Set task
Don't copy the pictures; return every other part of the records exactly.

Excerpted data
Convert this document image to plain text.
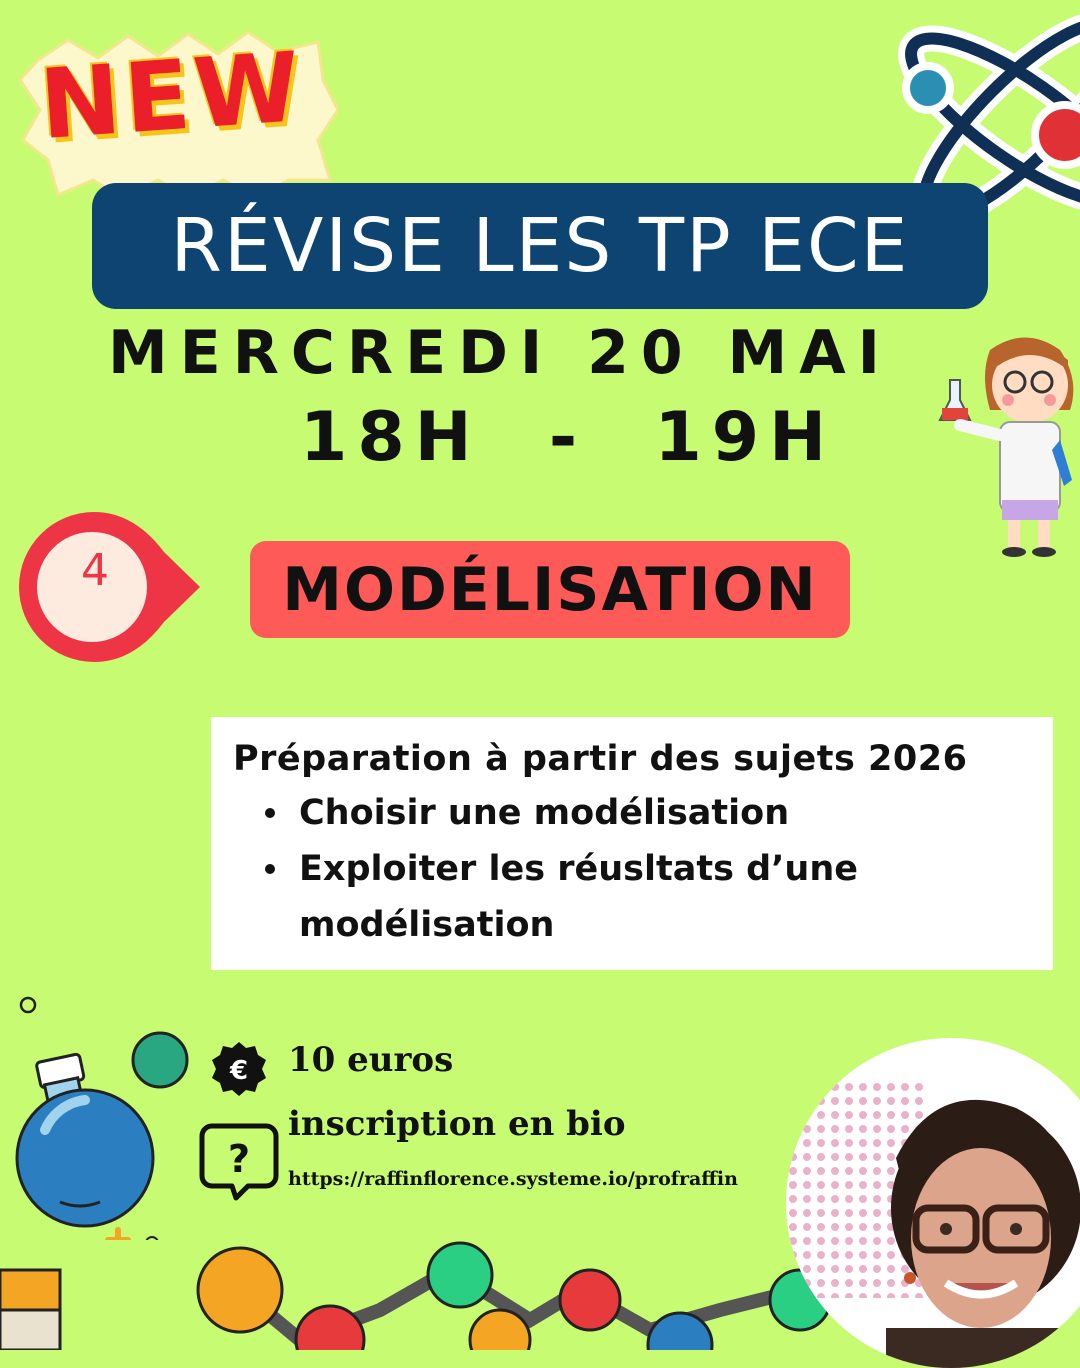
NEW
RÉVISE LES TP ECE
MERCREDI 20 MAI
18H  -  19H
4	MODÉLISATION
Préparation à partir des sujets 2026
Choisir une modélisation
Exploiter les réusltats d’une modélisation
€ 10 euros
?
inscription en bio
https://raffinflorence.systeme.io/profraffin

Problem solution
Convert this document image to plain text.
NEW
RÉVISE LES TP ECE
MERCREDI 20 MAI
18H  -  19H
4	MODÉLISATION
Préparation à partir des sujets 2026
Choisir une modélisation
Exploiter les réusltats d’une modélisation
€ 10 euros
?
inscription en bio
https://raffinflorence.systeme.io/profraffin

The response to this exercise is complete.